:: Supplied data ::

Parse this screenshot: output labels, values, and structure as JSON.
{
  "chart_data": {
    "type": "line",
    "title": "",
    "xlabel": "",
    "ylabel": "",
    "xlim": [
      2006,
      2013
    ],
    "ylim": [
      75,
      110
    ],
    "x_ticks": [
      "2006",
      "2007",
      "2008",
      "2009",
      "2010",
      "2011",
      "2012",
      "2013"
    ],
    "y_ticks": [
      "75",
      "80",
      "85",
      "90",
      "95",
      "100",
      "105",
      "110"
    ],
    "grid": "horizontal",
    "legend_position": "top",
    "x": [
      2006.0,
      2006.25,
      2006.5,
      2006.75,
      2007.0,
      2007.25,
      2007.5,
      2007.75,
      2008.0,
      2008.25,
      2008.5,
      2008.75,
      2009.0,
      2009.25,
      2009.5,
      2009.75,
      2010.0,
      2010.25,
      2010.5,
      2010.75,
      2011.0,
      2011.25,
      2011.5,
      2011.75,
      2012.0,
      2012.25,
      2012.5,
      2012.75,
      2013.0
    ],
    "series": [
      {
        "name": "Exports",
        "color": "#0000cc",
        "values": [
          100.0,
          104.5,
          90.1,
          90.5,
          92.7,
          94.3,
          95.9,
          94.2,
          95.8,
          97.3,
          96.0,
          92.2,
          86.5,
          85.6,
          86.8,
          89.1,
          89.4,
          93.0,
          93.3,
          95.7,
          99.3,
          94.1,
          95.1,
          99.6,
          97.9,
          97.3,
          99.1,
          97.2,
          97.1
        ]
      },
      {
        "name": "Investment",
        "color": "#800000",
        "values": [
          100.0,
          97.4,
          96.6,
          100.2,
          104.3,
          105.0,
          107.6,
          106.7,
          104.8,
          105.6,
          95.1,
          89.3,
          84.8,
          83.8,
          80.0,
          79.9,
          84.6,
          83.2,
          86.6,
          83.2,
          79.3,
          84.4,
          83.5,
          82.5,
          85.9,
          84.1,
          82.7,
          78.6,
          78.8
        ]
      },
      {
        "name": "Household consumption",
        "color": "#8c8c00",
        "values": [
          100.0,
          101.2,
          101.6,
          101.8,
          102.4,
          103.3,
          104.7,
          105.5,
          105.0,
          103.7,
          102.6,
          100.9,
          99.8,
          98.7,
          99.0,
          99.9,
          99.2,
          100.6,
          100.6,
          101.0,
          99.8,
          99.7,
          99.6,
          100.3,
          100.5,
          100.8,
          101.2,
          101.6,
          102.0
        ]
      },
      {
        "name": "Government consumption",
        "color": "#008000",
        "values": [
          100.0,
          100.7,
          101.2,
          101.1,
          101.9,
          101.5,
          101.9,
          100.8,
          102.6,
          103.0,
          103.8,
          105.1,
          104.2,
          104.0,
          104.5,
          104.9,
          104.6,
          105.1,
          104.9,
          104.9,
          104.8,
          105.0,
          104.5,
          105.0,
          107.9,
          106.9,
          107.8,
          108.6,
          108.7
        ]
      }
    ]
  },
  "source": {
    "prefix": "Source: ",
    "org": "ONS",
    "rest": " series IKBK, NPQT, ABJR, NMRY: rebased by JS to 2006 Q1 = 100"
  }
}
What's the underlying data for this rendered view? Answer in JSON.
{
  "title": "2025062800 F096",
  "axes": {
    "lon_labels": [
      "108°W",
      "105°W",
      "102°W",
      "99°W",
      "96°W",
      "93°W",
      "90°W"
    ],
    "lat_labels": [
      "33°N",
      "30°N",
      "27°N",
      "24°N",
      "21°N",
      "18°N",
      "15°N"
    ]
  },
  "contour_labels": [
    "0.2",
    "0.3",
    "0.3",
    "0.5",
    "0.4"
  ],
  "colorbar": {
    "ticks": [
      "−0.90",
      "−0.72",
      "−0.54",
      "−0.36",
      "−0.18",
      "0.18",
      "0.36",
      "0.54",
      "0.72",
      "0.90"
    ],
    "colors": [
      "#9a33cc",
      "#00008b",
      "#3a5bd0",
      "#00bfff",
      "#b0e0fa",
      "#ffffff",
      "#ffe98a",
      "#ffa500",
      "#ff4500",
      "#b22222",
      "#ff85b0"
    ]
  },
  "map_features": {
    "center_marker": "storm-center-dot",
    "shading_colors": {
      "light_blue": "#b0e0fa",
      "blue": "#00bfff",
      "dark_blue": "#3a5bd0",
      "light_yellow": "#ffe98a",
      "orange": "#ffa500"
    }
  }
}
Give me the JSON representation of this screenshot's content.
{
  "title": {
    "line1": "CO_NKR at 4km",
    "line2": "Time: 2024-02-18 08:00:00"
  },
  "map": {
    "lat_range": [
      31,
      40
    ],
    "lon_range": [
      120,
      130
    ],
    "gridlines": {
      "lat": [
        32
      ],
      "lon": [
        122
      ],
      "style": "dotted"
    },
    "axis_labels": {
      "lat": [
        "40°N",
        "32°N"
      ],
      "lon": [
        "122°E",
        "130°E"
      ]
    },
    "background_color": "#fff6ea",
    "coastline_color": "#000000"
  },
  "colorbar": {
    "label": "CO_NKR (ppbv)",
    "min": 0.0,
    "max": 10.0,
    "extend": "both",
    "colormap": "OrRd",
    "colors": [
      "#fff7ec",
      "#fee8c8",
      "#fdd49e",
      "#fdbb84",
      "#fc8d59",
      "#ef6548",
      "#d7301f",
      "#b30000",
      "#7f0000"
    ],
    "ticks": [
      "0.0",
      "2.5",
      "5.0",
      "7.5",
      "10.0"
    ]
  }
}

:::

■ What you need to do
Report the number of lines above that contain the word "screenshot", and only that number.

■ Correct response
2